§ TASK GOAL: Go through the data and copy every line exactly, but not the images.
┏━━
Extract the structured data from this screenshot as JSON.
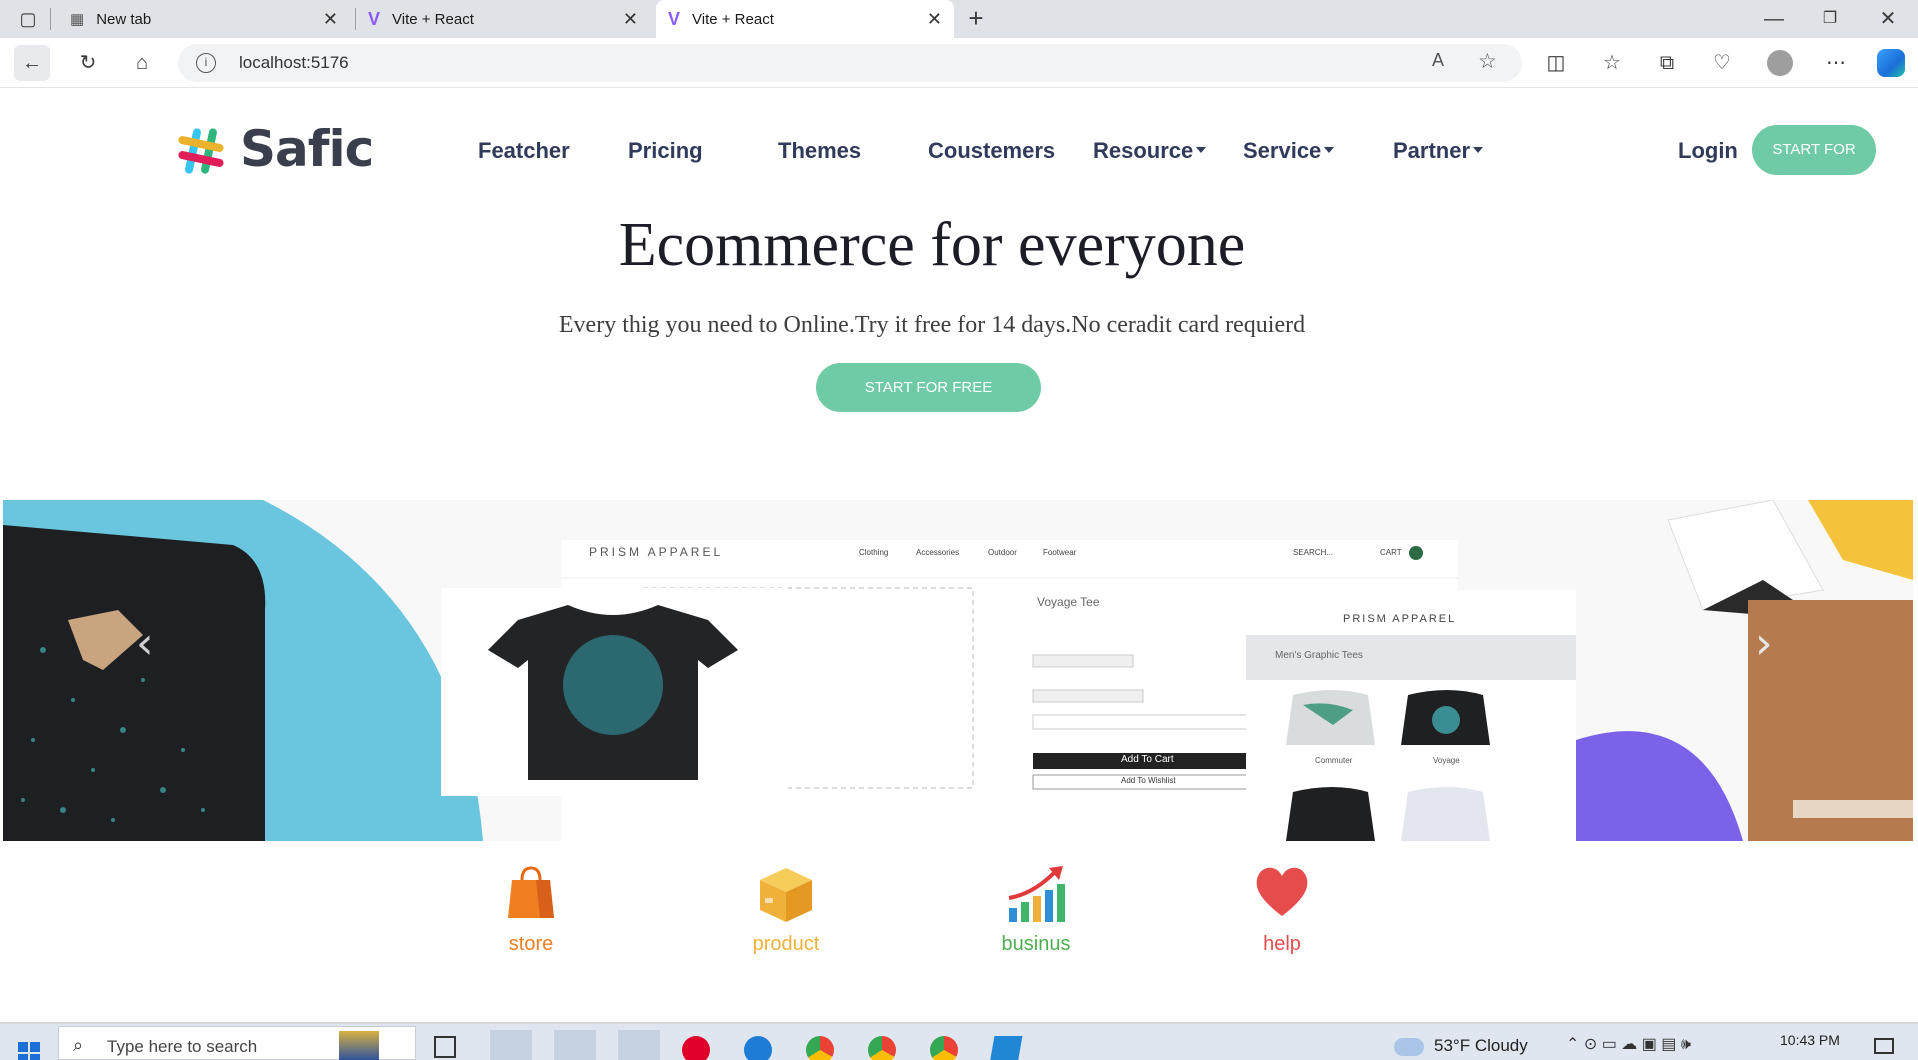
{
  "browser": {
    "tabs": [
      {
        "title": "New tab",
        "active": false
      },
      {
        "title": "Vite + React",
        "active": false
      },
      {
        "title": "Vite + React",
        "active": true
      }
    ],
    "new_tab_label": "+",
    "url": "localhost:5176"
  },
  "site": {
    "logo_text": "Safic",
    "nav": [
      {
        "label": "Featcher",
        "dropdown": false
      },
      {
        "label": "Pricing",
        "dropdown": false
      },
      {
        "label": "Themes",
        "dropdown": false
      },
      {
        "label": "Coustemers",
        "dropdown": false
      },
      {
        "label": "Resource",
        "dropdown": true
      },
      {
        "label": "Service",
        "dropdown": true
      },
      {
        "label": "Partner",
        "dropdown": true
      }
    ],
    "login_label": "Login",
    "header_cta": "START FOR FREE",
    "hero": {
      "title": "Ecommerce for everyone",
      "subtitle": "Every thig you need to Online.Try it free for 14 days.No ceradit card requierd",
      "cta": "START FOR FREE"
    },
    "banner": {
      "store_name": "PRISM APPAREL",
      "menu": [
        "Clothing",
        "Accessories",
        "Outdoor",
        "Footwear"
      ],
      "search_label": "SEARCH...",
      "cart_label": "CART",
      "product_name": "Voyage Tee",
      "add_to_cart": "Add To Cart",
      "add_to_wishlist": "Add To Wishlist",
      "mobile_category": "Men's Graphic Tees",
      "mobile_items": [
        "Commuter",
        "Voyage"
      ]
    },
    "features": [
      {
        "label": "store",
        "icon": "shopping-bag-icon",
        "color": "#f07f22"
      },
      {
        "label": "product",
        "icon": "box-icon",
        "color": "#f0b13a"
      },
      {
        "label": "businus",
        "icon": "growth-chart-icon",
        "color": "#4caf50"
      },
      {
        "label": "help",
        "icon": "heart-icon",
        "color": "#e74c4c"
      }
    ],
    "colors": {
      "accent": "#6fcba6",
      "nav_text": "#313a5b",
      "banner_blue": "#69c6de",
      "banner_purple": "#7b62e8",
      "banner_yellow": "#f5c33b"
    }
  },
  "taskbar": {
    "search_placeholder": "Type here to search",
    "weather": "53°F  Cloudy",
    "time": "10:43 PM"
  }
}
┗━━
§ CORRECT ANSWER:
Extract the structured data from this screenshot as JSON.
{
  "browser": {
    "tabs": [
      {
        "title": "New tab",
        "active": false
      },
      {
        "title": "Vite + React",
        "active": false
      },
      {
        "title": "Vite + React",
        "active": true
      }
    ],
    "new_tab_label": "+",
    "url": "localhost:5176"
  },
  "site": {
    "logo_text": "Safic",
    "nav": [
      {
        "label": "Featcher",
        "dropdown": false
      },
      {
        "label": "Pricing",
        "dropdown": false
      },
      {
        "label": "Themes",
        "dropdown": false
      },
      {
        "label": "Coustemers",
        "dropdown": false
      },
      {
        "label": "Resource",
        "dropdown": true
      },
      {
        "label": "Service",
        "dropdown": true
      },
      {
        "label": "Partner",
        "dropdown": true
      }
    ],
    "login_label": "Login",
    "header_cta": "START FOR FREE",
    "hero": {
      "title": "Ecommerce for everyone",
      "subtitle": "Every thig you need to Online.Try it free for 14 days.No ceradit card requierd",
      "cta": "START FOR FREE"
    },
    "banner": {
      "store_name": "PRISM APPAREL",
      "menu": [
        "Clothing",
        "Accessories",
        "Outdoor",
        "Footwear"
      ],
      "search_label": "SEARCH...",
      "cart_label": "CART",
      "product_name": "Voyage Tee",
      "add_to_cart": "Add To Cart",
      "add_to_wishlist": "Add To Wishlist",
      "mobile_category": "Men's Graphic Tees",
      "mobile_items": [
        "Commuter",
        "Voyage"
      ]
    },
    "features": [
      {
        "label": "store",
        "icon": "shopping-bag-icon",
        "color": "#f07f22"
      },
      {
        "label": "product",
        "icon": "box-icon",
        "color": "#f0b13a"
      },
      {
        "label": "businus",
        "icon": "growth-chart-icon",
        "color": "#4caf50"
      },
      {
        "label": "help",
        "icon": "heart-icon",
        "color": "#e74c4c"
      }
    ],
    "colors": {
      "accent": "#6fcba6",
      "nav_text": "#313a5b",
      "banner_blue": "#69c6de",
      "banner_purple": "#7b62e8",
      "banner_yellow": "#f5c33b"
    }
  },
  "taskbar": {
    "search_placeholder": "Type here to search",
    "weather": "53°F  Cloudy",
    "time": "10:43 PM"
  }
}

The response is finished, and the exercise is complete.